Gather every line below where "conformance" appears.
════════════════
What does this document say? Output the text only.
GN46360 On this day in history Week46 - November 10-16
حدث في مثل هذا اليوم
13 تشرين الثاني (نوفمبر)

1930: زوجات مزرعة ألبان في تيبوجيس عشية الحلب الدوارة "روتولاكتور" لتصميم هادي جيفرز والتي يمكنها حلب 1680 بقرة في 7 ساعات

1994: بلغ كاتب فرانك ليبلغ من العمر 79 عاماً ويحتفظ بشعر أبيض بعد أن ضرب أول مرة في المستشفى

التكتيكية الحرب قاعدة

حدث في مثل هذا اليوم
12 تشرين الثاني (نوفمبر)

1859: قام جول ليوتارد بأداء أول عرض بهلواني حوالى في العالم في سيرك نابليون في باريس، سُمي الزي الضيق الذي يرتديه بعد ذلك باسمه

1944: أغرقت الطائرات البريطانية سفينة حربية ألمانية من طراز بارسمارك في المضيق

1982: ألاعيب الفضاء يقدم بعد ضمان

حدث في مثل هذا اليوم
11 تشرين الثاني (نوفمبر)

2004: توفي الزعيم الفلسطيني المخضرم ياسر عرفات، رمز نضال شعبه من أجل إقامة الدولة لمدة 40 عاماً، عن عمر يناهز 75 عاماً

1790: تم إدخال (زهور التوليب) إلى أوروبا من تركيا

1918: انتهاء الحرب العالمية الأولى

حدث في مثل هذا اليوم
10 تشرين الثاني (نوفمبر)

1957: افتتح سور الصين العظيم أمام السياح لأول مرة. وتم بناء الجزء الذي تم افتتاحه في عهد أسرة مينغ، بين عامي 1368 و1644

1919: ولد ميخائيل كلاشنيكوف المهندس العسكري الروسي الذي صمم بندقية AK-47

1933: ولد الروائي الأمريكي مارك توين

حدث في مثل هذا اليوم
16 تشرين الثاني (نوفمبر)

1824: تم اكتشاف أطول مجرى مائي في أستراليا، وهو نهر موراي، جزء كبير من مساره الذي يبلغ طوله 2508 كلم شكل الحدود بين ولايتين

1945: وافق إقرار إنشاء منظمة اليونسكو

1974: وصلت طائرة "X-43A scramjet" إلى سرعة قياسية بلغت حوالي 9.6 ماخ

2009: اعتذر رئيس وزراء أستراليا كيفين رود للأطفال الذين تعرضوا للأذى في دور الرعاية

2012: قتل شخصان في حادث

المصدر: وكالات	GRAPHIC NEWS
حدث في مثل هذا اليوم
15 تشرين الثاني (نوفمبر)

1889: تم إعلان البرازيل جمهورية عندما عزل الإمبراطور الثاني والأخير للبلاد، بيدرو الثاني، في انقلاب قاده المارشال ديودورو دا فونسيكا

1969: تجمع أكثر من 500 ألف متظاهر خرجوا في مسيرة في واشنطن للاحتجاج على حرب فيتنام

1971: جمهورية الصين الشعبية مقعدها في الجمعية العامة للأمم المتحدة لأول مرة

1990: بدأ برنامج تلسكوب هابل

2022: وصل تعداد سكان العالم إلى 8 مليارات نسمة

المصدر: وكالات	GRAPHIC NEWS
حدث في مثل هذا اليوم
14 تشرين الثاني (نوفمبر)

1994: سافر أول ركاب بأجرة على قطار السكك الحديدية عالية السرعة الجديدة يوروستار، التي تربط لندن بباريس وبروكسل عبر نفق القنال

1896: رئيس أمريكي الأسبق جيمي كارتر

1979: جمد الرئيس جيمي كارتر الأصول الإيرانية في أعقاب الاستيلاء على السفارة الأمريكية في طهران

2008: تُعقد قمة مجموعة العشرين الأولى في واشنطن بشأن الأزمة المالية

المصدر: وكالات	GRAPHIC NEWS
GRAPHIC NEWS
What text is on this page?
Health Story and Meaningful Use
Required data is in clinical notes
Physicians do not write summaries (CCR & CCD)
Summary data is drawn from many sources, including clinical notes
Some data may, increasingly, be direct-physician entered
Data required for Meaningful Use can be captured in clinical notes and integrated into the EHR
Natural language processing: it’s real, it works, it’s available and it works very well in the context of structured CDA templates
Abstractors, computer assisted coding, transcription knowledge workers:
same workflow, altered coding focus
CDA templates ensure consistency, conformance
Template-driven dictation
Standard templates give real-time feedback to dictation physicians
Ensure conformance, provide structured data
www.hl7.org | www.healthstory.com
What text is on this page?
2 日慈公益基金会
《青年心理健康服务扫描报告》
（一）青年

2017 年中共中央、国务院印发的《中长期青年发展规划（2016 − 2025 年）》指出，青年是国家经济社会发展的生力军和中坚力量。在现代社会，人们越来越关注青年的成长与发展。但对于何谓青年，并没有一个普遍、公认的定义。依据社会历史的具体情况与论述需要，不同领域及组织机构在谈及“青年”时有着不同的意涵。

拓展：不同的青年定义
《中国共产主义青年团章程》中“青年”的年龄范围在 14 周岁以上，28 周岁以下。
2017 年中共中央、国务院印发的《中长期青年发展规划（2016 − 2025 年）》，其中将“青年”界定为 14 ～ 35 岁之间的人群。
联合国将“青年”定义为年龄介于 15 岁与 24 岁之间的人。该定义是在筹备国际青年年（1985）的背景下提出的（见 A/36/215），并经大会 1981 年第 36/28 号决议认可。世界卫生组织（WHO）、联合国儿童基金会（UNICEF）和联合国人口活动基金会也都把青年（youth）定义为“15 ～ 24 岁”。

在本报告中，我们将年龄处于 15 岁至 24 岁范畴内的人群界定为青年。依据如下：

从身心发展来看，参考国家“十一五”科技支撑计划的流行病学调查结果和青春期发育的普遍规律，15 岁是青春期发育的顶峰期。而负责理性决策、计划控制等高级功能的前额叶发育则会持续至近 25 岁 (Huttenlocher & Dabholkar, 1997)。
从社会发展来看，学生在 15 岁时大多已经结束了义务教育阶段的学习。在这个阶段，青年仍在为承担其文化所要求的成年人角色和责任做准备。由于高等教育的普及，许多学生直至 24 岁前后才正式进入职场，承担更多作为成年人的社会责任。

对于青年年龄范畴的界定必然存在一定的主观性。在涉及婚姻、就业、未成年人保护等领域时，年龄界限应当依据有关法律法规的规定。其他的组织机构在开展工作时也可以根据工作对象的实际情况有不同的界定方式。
════════════════
Exercise answer ->
CDA templates ensure consistency, conformance
Ensure conformance, provide structured data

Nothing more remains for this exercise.